[Data entries]
**********

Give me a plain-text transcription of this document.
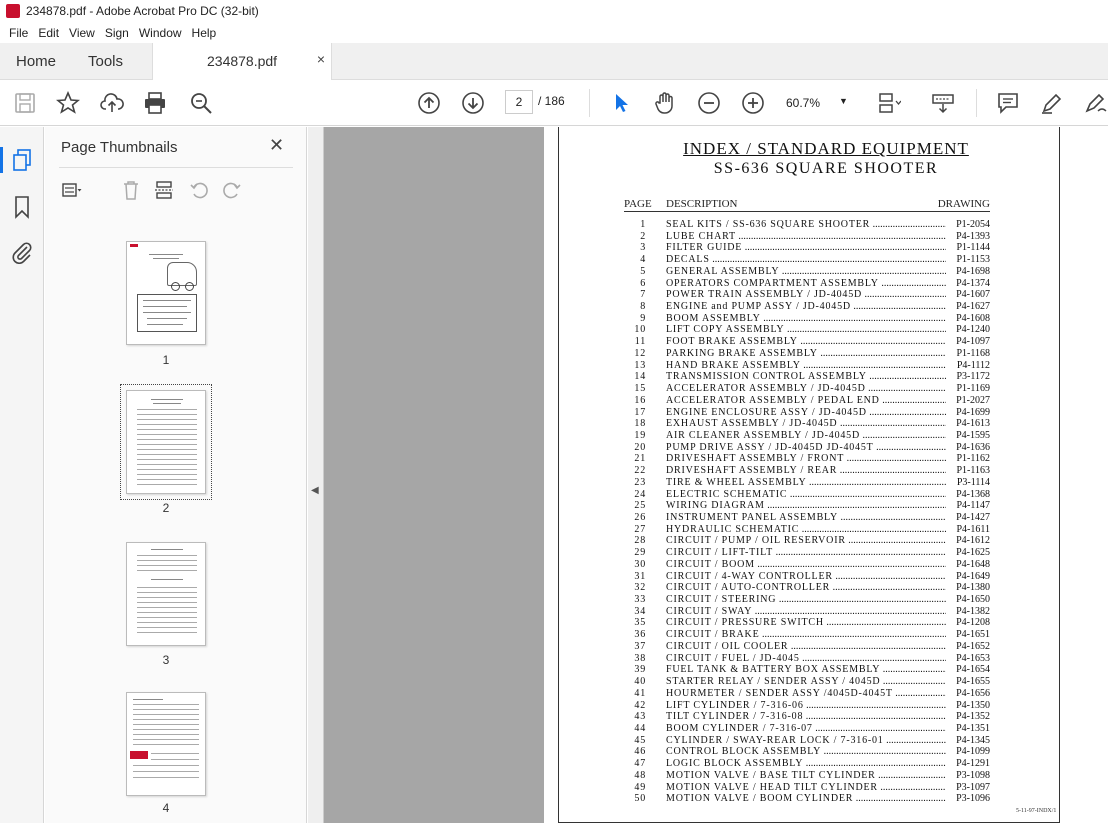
234878.pdf - Adobe Acrobat Pro DC (32-bit)
File Edit View Sign Window Help
Home Tools	234878.pdf	×
2	/ 186	60.7% ▼
Page Thumbnails	✕
1
2
3
4
◀
INDEX / STANDARD EQUIPMENT
SS-636 SQUARE SHOOTER
PAGE DESCRIPTION	DRAWING
1 SEAL KITS / SS-636 SQUARE SHOOTER .....	P1-2054
2 LUBE CHART .....	P4-1393
3 FILTER GUIDE .....	P1-1144
4 DECALS .....	P1-1153
5 GENERAL ASSEMBLY .....	P4-1698
6 OPERATORS COMPARTMENT ASSEMBLY .....	P4-1374
7 POWER TRAIN ASSEMBLY / JD-4045D .....	P4-1607
8 ENGINE and PUMP ASSY / JD-4045D .....	P4-1627
9 BOOM ASSEMBLY .....	P4-1608
10 LIFT COPY ASSEMBLY .....	P4-1240
11 FOOT BRAKE ASSEMBLY .....	P4-1097
12 PARKING BRAKE ASSEMBLY .....	P1-1168
13 HAND BRAKE ASSEMBLY .....	P4-1112
14 TRANSMISSION CONTROL ASSEMBLY .....	P3-1172
15 ACCELERATOR ASSEMBLY / JD-4045D .....	P1-1169
16 ACCELERATOR ASSEMBLY / PEDAL END .....	P1-2027
17 ENGINE ENCLOSURE ASSY / JD-4045D .....	P4-1699
18 EXHAUST ASSEMBLY / JD-4045D .....	P4-1613
19 AIR CLEANER ASSEMBLY / JD-4045D .....	P4-1595
20 PUMP DRIVE ASSY / JD-4045D JD-4045T .....	P4-1636
21 DRIVESHAFT ASSEMBLY / FRONT .....	P1-1162
22 DRIVESHAFT ASSEMBLY / REAR .....	P1-1163
23 TIRE & WHEEL ASSEMBLY .....	P3-1114
24 ELECTRIC SCHEMATIC .....	P4-1368
25 WIRING DIAGRAM .....	P4-1147
26 INSTRUMENT PANEL ASSEMBLY .....	P4-1427
27 HYDRAULIC SCHEMATIC .....	P4-1611
28 CIRCUIT / PUMP / OIL RESERVOIR .....	P4-1612
29 CIRCUIT / LIFT-TILT .....	P4-1625
30 CIRCUIT / BOOM .....	P4-1648
31 CIRCUIT / 4-WAY CONTROLLER .....	P4-1649
32 CIRCUIT / AUTO-CONTROLLER .....	P4-1380
33 CIRCUIT / STEERING .....	P4-1650
34 CIRCUIT / SWAY .....	P4-1382
35 CIRCUIT / PRESSURE SWITCH .....	P4-1208
36 CIRCUIT / BRAKE .....	P4-1651
37 CIRCUIT / OIL COOLER .....	P4-1652
38 CIRCUIT / FUEL / JD-4045 .....	P4-1653
39 FUEL TANK & BATTERY BOX ASSEMBLY .....	P4-1654
40 STARTER RELAY / SENDER ASSY / 4045D .....	P4-1655
41 HOURMETER / SENDER ASSY /4045D-4045T .....	P4-1656
42 LIFT CYLINDER / 7-316-06 .....	P4-1350
43 TILT CYLINDER / 7-316-08 .....	P4-1352
44 BOOM CYLINDER / 7-316-07 .....	P4-1351
45 CYLINDER / SWAY-REAR LOCK / 7-316-01 .....	P4-1345
46 CONTROL BLOCK ASSEMBLY .....	P4-1099
47 LOGIC BLOCK ASSEMBLY .....	P4-1291
48 MOTION VALVE / BASE TILT CYLINDER .....	P3-1098
49 MOTION VALVE / HEAD TILT CYLINDER .....	P3-1097
50 MOTION VALVE / BOOM CYLINDER .....	P3-1096
5-11-97-INDX/1
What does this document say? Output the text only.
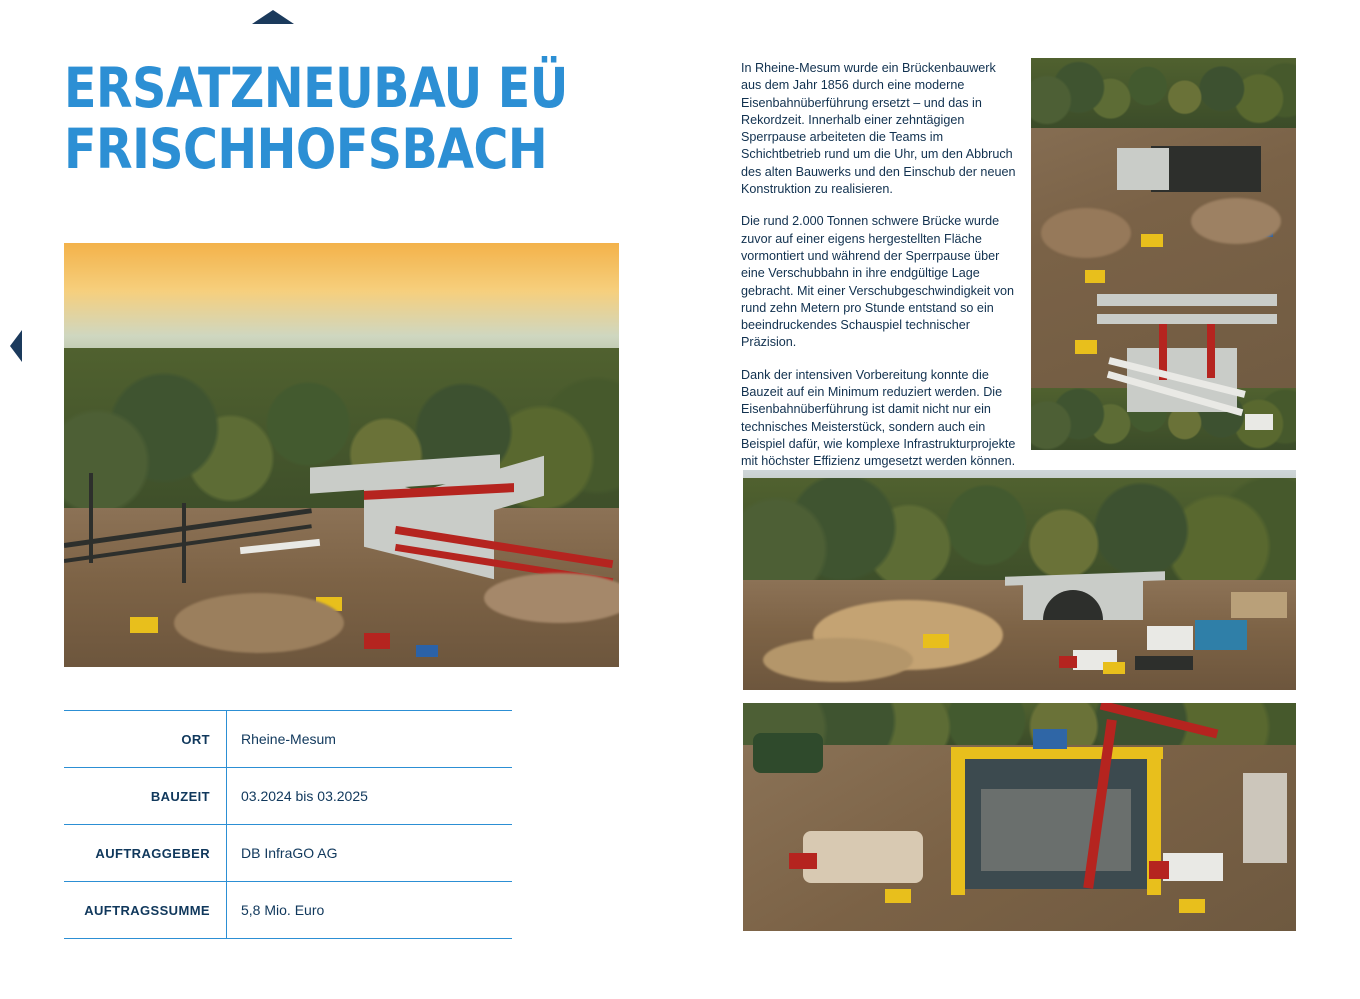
ERSATZNEUBAU EÜ
FRISCHHOFSBACH
ORT	Rheine-Mesum
BAUZEIT	03.2024 bis 03.2025
AUFTRAGGEBER	DB InfraGO AG
AUFTRAGSSUMME	5,8 Mio. Euro

In Rheine-Mesum wurde ein Brückenbauwerk aus dem Jahr 1856 durch eine moderne Eisenbahnüberführung ersetzt – und das in Rekordzeit. Innerhalb einer zehntägigen Sperrpause arbeiteten die Teams im Schichtbetrieb rund um die Uhr, um den Abbruch des alten Bauwerks und den Einschub der neuen Konstruktion zu realisieren.

Die rund 2.000 Tonnen schwere Brücke wurde zuvor auf einer eigens hergestellten Fläche vormontiert und während der Sperrpause über eine Verschubbahn in ihre endgültige Lage gebracht. Mit einer Verschubgeschwindigkeit von rund zehn Metern pro Stunde entstand so ein beeindruckendes Schauspiel technischer Präzision.

Dank der intensiven Vorbereitung konnte die Bauzeit auf ein Minimum reduziert werden. Die Eisenbahnüberführung ist damit nicht nur ein technisches Meisterstück, sondern auch ein Beispiel dafür, wie komplexe Infrastrukturprojekte mit höchster Effizienz umgesetzt werden können.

**********

Instructions for the task
Reproduce exactly, without any picture, the lines from the one bearing "What does this" to the last line of the records above.

Response
What does this document say? Output the text only.
ERSATZNEUBAU EÜ
FRISCHHOFSBACH
ORT	Rheine-Mesum
BAUZEIT	03.2024 bis 03.2025
AUFTRAGGEBER	DB InfraGO AG
AUFTRAGSSUMME	5,8 Mio. Euro

In Rheine-Mesum wurde ein Brückenbauwerk aus dem Jahr 1856 durch eine moderne Eisenbahnüberführung ersetzt – und das in Rekordzeit. Innerhalb einer zehntägigen Sperrpause arbeiteten die Teams im Schichtbetrieb rund um die Uhr, um den Abbruch des alten Bauwerks und den Einschub der neuen Konstruktion zu realisieren.

Die rund 2.000 Tonnen schwere Brücke wurde zuvor auf einer eigens hergestellten Fläche vormontiert und während der Sperrpause über eine Verschubbahn in ihre endgültige Lage gebracht. Mit einer Verschubgeschwindigkeit von rund zehn Metern pro Stunde entstand so ein beeindruckendes Schauspiel technischer Präzision.

Dank der intensiven Vorbereitung konnte die Bauzeit auf ein Minimum reduziert werden. Die Eisenbahnüberführung ist damit nicht nur ein technisches Meisterstück, sondern auch ein Beispiel dafür, wie komplexe Infrastrukturprojekte mit höchster Effizienz umgesetzt werden können.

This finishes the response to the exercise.